Select, from the data, each line where "name" occurs.
Start SOURCE DATA
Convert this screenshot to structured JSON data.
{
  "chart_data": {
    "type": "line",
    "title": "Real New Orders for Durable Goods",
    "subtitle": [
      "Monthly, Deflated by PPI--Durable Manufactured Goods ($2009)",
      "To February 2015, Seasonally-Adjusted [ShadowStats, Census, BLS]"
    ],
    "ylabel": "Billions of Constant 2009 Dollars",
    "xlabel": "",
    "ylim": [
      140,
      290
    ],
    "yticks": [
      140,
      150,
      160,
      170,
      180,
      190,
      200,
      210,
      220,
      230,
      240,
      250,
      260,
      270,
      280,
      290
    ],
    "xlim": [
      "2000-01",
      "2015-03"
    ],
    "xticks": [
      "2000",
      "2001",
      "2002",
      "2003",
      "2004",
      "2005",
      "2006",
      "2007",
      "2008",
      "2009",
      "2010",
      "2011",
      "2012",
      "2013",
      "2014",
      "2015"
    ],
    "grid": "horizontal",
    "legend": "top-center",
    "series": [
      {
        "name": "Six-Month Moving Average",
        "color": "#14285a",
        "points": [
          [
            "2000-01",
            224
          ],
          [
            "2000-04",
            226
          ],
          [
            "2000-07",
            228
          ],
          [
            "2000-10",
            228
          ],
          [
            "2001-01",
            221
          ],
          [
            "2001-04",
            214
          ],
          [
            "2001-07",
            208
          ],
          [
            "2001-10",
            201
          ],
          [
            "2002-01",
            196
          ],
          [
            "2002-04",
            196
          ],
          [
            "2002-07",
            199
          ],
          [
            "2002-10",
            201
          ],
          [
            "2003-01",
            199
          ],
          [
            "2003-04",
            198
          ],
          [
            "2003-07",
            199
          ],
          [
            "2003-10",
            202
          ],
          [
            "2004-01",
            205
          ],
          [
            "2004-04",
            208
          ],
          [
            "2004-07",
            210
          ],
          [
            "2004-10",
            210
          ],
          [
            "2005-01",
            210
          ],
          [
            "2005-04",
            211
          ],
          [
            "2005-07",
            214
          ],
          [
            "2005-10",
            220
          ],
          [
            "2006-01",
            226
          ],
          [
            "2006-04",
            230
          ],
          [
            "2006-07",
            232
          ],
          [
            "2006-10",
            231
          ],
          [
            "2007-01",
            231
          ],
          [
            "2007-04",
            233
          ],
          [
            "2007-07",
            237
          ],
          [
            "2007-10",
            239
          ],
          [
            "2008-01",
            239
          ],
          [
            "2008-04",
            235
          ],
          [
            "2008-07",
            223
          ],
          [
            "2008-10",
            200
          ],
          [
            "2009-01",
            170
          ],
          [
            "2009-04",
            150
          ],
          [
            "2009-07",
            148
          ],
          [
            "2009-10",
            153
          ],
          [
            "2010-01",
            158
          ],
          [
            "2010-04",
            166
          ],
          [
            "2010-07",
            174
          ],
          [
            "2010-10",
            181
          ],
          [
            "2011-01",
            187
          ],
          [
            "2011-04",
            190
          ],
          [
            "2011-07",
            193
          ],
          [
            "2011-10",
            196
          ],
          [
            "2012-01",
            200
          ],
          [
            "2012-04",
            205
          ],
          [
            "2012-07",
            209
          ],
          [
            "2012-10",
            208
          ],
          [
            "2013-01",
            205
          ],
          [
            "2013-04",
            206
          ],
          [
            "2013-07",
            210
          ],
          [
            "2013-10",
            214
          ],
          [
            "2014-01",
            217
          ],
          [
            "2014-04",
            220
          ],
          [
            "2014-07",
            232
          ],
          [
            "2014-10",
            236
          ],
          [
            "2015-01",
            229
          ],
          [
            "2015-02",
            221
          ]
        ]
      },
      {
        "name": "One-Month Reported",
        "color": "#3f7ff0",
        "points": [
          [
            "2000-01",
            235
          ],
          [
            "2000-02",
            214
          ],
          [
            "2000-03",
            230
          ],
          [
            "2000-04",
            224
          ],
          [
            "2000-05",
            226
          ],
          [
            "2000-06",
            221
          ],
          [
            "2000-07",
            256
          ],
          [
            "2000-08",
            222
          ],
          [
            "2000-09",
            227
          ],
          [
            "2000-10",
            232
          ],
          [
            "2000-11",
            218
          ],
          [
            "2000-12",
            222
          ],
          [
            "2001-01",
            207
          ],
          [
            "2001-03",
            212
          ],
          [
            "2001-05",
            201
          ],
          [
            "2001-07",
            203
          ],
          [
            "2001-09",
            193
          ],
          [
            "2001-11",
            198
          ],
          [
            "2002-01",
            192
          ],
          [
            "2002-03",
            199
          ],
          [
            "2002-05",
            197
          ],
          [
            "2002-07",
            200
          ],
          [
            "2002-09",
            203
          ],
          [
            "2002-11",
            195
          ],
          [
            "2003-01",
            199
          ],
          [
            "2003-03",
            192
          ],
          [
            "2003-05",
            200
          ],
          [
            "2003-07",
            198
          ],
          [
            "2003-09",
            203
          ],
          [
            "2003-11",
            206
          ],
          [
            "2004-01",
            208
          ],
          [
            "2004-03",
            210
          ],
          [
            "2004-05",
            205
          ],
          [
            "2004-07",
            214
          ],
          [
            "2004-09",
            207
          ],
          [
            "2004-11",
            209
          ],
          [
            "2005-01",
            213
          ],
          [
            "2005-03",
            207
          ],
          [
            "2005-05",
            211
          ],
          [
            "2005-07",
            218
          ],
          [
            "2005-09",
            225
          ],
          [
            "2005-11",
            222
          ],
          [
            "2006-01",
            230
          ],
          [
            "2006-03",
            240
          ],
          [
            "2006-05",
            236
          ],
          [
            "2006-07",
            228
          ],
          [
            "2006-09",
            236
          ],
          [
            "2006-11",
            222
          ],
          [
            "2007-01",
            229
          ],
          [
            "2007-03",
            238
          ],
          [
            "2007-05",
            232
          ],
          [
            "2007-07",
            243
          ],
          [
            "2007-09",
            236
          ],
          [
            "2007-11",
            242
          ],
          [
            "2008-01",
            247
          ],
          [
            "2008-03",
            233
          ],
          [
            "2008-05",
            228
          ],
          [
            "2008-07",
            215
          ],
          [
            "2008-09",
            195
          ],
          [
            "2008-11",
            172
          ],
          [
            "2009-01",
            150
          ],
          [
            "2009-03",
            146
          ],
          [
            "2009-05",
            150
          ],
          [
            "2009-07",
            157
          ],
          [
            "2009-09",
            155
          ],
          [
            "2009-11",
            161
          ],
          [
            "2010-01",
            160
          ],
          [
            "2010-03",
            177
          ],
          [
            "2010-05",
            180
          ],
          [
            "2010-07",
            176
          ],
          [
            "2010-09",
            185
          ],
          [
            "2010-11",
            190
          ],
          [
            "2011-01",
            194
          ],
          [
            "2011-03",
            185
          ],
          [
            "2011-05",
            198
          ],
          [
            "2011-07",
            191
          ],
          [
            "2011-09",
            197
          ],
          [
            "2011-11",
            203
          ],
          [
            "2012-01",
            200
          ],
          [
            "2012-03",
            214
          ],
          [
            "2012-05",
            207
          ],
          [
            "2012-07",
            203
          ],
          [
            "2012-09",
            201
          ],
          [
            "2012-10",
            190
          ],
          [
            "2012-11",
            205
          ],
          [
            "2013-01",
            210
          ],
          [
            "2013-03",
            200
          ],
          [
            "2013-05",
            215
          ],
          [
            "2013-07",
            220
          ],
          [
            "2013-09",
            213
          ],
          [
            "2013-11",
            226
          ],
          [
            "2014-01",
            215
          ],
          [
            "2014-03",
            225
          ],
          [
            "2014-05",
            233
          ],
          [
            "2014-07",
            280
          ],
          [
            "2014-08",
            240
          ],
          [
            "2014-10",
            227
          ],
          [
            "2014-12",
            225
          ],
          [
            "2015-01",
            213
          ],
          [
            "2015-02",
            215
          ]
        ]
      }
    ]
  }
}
End SOURCE DATA
RESPONSE TO THIS TASK:
        "name": "Six-Month Moving Average",
        "name": "One-Month Reported",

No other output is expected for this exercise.